Recorded data:
⁂

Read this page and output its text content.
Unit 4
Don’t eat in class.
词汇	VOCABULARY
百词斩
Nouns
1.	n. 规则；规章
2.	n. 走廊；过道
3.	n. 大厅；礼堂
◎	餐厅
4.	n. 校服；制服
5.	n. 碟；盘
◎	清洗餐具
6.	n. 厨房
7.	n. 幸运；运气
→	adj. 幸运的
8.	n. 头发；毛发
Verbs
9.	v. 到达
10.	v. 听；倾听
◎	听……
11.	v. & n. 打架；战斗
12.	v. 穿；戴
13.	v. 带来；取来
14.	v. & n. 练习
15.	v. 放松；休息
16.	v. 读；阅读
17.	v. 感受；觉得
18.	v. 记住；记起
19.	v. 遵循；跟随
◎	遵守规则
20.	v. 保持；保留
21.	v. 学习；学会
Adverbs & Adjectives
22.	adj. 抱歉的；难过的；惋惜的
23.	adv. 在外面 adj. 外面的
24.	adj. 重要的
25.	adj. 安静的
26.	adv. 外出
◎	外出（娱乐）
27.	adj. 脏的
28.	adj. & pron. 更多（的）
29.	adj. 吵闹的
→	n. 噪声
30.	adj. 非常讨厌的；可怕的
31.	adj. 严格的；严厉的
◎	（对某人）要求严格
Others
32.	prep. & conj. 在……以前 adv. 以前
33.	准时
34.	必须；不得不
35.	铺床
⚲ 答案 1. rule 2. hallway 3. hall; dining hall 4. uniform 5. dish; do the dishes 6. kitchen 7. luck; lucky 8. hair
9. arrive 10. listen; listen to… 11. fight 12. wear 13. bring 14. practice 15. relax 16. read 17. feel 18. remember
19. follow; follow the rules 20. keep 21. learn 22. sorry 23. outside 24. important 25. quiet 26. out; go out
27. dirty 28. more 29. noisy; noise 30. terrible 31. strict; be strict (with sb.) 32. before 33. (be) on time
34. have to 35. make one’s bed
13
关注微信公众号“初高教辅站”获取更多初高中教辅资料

⁂

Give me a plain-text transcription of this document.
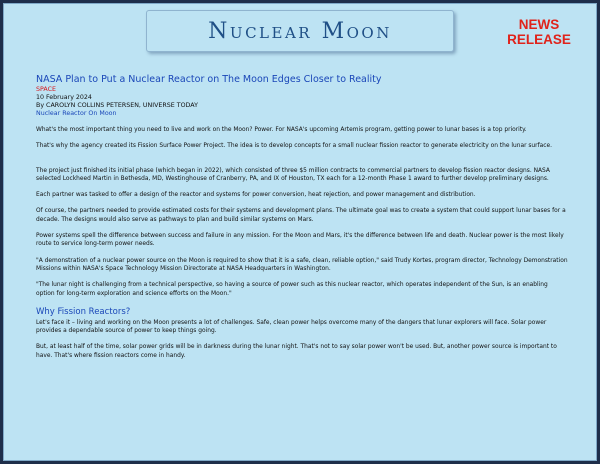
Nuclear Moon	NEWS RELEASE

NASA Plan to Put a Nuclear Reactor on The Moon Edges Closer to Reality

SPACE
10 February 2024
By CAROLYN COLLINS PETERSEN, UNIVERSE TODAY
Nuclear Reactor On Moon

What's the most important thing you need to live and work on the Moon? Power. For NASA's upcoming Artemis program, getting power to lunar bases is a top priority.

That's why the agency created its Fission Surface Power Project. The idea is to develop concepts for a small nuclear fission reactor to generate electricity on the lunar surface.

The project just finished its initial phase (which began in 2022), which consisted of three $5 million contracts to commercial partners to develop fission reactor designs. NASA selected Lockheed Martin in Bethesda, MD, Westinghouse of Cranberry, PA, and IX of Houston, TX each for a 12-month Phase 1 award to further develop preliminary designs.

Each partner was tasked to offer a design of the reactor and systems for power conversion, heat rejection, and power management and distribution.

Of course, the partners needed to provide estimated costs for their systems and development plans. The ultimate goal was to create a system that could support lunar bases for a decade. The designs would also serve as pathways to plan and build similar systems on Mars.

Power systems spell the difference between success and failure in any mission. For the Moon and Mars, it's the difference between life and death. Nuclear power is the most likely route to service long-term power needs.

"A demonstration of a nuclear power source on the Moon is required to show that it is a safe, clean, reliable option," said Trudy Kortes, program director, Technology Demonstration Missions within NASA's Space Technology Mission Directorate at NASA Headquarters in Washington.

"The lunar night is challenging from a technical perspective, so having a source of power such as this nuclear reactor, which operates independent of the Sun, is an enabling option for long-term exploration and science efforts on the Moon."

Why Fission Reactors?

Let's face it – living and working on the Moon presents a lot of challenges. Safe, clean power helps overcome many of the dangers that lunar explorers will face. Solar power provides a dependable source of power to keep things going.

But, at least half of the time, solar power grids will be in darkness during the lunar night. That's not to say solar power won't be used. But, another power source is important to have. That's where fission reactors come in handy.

⁂

OBJECTIVE
In the records above, find the lines containing "have" and copy them.

ANSWER FOR THIS EXERCISE
34. have to 35. make one’s bed
But, at least half of the time, solar power grids will be in darkness during the lunar night. That's not to say solar power won't be used. But, another power source is important to have. That's where fission reactors come in handy.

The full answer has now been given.